# DIRECTION
The records below must be duplicated exactly, character for character.

* start STORED DATA *

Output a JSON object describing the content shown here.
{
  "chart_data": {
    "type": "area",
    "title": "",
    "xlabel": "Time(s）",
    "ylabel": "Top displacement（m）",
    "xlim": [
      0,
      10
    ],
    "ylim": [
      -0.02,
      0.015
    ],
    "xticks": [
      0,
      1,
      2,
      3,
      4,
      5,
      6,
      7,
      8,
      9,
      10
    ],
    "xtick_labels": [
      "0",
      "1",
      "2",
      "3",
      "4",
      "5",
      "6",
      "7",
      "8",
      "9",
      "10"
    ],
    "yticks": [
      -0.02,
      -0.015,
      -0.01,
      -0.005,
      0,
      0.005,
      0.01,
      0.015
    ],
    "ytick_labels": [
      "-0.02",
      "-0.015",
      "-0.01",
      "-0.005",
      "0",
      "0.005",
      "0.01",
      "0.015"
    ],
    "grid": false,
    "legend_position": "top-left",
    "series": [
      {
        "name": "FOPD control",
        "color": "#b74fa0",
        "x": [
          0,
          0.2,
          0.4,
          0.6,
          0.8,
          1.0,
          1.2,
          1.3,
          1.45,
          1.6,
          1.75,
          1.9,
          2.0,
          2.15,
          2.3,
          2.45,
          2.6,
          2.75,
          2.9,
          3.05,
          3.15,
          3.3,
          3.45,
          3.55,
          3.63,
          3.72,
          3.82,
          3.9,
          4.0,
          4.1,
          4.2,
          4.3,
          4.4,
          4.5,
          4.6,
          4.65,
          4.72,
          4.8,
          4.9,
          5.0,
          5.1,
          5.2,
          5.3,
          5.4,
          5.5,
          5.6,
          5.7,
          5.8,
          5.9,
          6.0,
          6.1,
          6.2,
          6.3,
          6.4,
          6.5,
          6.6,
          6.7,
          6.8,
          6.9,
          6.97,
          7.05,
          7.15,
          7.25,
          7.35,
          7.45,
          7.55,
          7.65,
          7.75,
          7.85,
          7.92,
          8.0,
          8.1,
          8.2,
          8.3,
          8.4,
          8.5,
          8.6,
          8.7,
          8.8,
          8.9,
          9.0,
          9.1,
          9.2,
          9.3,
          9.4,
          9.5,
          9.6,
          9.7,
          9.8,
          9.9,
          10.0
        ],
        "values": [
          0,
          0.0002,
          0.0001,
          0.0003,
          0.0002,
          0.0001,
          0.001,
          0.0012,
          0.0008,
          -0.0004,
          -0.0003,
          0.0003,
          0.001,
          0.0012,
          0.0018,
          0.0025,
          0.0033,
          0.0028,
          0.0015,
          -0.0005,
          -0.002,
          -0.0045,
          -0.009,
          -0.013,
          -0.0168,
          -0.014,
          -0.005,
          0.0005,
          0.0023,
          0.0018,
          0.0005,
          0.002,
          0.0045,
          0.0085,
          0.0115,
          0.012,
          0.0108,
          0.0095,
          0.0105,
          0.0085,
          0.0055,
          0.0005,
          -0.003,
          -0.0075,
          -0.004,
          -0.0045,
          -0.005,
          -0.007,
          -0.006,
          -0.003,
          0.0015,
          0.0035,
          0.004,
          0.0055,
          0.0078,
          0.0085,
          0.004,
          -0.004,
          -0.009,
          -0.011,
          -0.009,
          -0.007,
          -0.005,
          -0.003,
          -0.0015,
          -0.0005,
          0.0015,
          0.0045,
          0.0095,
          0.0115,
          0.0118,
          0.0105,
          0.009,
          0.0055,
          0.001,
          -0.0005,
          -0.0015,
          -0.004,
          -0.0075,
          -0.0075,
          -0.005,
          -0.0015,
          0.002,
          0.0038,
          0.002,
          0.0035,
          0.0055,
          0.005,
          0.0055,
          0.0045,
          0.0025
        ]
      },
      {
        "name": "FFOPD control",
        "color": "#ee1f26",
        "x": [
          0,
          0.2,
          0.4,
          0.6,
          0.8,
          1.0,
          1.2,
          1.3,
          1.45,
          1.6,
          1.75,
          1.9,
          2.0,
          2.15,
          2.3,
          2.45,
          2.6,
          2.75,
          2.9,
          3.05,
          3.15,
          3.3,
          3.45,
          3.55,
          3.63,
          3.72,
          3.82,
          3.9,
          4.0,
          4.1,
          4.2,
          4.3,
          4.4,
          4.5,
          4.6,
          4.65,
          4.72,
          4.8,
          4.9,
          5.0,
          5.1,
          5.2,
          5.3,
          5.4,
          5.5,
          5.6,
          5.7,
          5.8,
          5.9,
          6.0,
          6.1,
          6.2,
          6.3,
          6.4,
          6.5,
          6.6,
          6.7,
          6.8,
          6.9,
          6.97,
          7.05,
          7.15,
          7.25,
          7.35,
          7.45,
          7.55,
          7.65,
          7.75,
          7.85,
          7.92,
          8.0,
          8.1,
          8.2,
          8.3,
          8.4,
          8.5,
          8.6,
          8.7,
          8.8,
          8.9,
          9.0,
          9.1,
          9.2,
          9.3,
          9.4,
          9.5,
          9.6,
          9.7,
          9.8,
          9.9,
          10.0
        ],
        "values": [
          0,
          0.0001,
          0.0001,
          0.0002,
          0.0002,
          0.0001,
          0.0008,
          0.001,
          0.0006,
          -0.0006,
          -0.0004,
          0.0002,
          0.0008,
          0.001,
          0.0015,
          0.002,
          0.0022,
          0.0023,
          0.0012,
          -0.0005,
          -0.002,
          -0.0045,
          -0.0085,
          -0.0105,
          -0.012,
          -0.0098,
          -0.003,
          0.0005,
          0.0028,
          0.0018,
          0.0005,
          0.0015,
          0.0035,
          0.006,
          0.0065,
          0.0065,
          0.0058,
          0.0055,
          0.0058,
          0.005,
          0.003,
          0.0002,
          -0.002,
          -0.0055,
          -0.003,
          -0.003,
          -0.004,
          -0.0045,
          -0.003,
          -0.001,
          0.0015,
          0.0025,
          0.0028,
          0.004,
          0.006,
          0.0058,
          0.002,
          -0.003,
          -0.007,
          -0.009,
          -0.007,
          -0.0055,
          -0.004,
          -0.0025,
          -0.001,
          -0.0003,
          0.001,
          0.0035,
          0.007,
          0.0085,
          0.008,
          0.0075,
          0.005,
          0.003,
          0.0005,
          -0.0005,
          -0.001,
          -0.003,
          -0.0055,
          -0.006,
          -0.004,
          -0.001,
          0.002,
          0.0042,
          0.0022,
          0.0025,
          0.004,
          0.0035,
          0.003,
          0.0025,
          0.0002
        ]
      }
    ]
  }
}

* end STORED DATA *

# FINAL ANSWER
Output a JSON object describing the content shown here.
{
  "chart_data": {
    "type": "area",
    "title": "",
    "xlabel": "Time(s）",
    "ylabel": "Top displacement（m）",
    "xlim": [
      0,
      10
    ],
    "ylim": [
      -0.02,
      0.015
    ],
    "xticks": [
      0,
      1,
      2,
      3,
      4,
      5,
      6,
      7,
      8,
      9,
      10
    ],
    "xtick_labels": [
      "0",
      "1",
      "2",
      "3",
      "4",
      "5",
      "6",
      "7",
      "8",
      "9",
      "10"
    ],
    "yticks": [
      -0.02,
      -0.015,
      -0.01,
      -0.005,
      0,
      0.005,
      0.01,
      0.015
    ],
    "ytick_labels": [
      "-0.02",
      "-0.015",
      "-0.01",
      "-0.005",
      "0",
      "0.005",
      "0.01",
      "0.015"
    ],
    "grid": false,
    "legend_position": "top-left",
    "series": [
      {
        "name": "FOPD control",
        "color": "#b74fa0",
        "x": [
          0,
          0.2,
          0.4,
          0.6,
          0.8,
          1.0,
          1.2,
          1.3,
          1.45,
          1.6,
          1.75,
          1.9,
          2.0,
          2.15,
          2.3,
          2.45,
          2.6,
          2.75,
          2.9,
          3.05,
          3.15,
          3.3,
          3.45,
          3.55,
          3.63,
          3.72,
          3.82,
          3.9,
          4.0,
          4.1,
          4.2,
          4.3,
          4.4,
          4.5,
          4.6,
          4.65,
          4.72,
          4.8,
          4.9,
          5.0,
          5.1,
          5.2,
          5.3,
          5.4,
          5.5,
          5.6,
          5.7,
          5.8,
          5.9,
          6.0,
          6.1,
          6.2,
          6.3,
          6.4,
          6.5,
          6.6,
          6.7,
          6.8,
          6.9,
          6.97,
          7.05,
          7.15,
          7.25,
          7.35,
          7.45,
          7.55,
          7.65,
          7.75,
          7.85,
          7.92,
          8.0,
          8.1,
          8.2,
          8.3,
          8.4,
          8.5,
          8.6,
          8.7,
          8.8,
          8.9,
          9.0,
          9.1,
          9.2,
          9.3,
          9.4,
          9.5,
          9.6,
          9.7,
          9.8,
          9.9,
          10.0
        ],
        "values": [
          0,
          0.0002,
          0.0001,
          0.0003,
          0.0002,
          0.0001,
          0.001,
          0.0012,
          0.0008,
          -0.0004,
          -0.0003,
          0.0003,
          0.001,
          0.0012,
          0.0018,
          0.0025,
          0.0033,
          0.0028,
          0.0015,
          -0.0005,
          -0.002,
          -0.0045,
          -0.009,
          -0.013,
          -0.0168,
          -0.014,
          -0.005,
          0.0005,
          0.0023,
          0.0018,
          0.0005,
          0.002,
          0.0045,
          0.0085,
          0.0115,
          0.012,
          0.0108,
          0.0095,
          0.0105,
          0.0085,
          0.0055,
          0.0005,
          -0.003,
          -0.0075,
          -0.004,
          -0.0045,
          -0.005,
          -0.007,
          -0.006,
          -0.003,
          0.0015,
          0.0035,
          0.004,
          0.0055,
          0.0078,
          0.0085,
          0.004,
          -0.004,
          -0.009,
          -0.011,
          -0.009,
          -0.007,
          -0.005,
          -0.003,
          -0.0015,
          -0.0005,
          0.0015,
          0.0045,
          0.0095,
          0.0115,
          0.0118,
          0.0105,
          0.009,
          0.0055,
          0.001,
          -0.0005,
          -0.0015,
          -0.004,
          -0.0075,
          -0.0075,
          -0.005,
          -0.0015,
          0.002,
          0.0038,
          0.002,
          0.0035,
          0.0055,
          0.005,
          0.0055,
          0.0045,
          0.0025
        ]
      },
      {
        "name": "FFOPD control",
        "color": "#ee1f26",
        "x": [
          0,
          0.2,
          0.4,
          0.6,
          0.8,
          1.0,
          1.2,
          1.3,
          1.45,
          1.6,
          1.75,
          1.9,
          2.0,
          2.15,
          2.3,
          2.45,
          2.6,
          2.75,
          2.9,
          3.05,
          3.15,
          3.3,
          3.45,
          3.55,
          3.63,
          3.72,
          3.82,
          3.9,
          4.0,
          4.1,
          4.2,
          4.3,
          4.4,
          4.5,
          4.6,
          4.65,
          4.72,
          4.8,
          4.9,
          5.0,
          5.1,
          5.2,
          5.3,
          5.4,
          5.5,
          5.6,
          5.7,
          5.8,
          5.9,
          6.0,
          6.1,
          6.2,
          6.3,
          6.4,
          6.5,
          6.6,
          6.7,
          6.8,
          6.9,
          6.97,
          7.05,
          7.15,
          7.25,
          7.35,
          7.45,
          7.55,
          7.65,
          7.75,
          7.85,
          7.92,
          8.0,
          8.1,
          8.2,
          8.3,
          8.4,
          8.5,
          8.6,
          8.7,
          8.8,
          8.9,
          9.0,
          9.1,
          9.2,
          9.3,
          9.4,
          9.5,
          9.6,
          9.7,
          9.8,
          9.9,
          10.0
        ],
        "values": [
          0,
          0.0001,
          0.0001,
          0.0002,
          0.0002,
          0.0001,
          0.0008,
          0.001,
          0.0006,
          -0.0006,
          -0.0004,
          0.0002,
          0.0008,
          0.001,
          0.0015,
          0.002,
          0.0022,
          0.0023,
          0.0012,
          -0.0005,
          -0.002,
          -0.0045,
          -0.0085,
          -0.0105,
          -0.012,
          -0.0098,
          -0.003,
          0.0005,
          0.0028,
          0.0018,
          0.0005,
          0.0015,
          0.0035,
          0.006,
          0.0065,
          0.0065,
          0.0058,
          0.0055,
          0.0058,
          0.005,
          0.003,
          0.0002,
          -0.002,
          -0.0055,
          -0.003,
          -0.003,
          -0.004,
          -0.0045,
          -0.003,
          -0.001,
          0.0015,
          0.0025,
          0.0028,
          0.004,
          0.006,
          0.0058,
          0.002,
          -0.003,
          -0.007,
          -0.009,
          -0.007,
          -0.0055,
          -0.004,
          -0.0025,
          -0.001,
          -0.0003,
          0.001,
          0.0035,
          0.007,
          0.0085,
          0.008,
          0.0075,
          0.005,
          0.003,
          0.0005,
          -0.0005,
          -0.001,
          -0.003,
          -0.0055,
          -0.006,
          -0.004,
          -0.001,
          0.002,
          0.0042,
          0.0022,
          0.0025,
          0.004,
          0.0035,
          0.003,
          0.0025,
          0.0002
        ]
      }
    ]
  }
}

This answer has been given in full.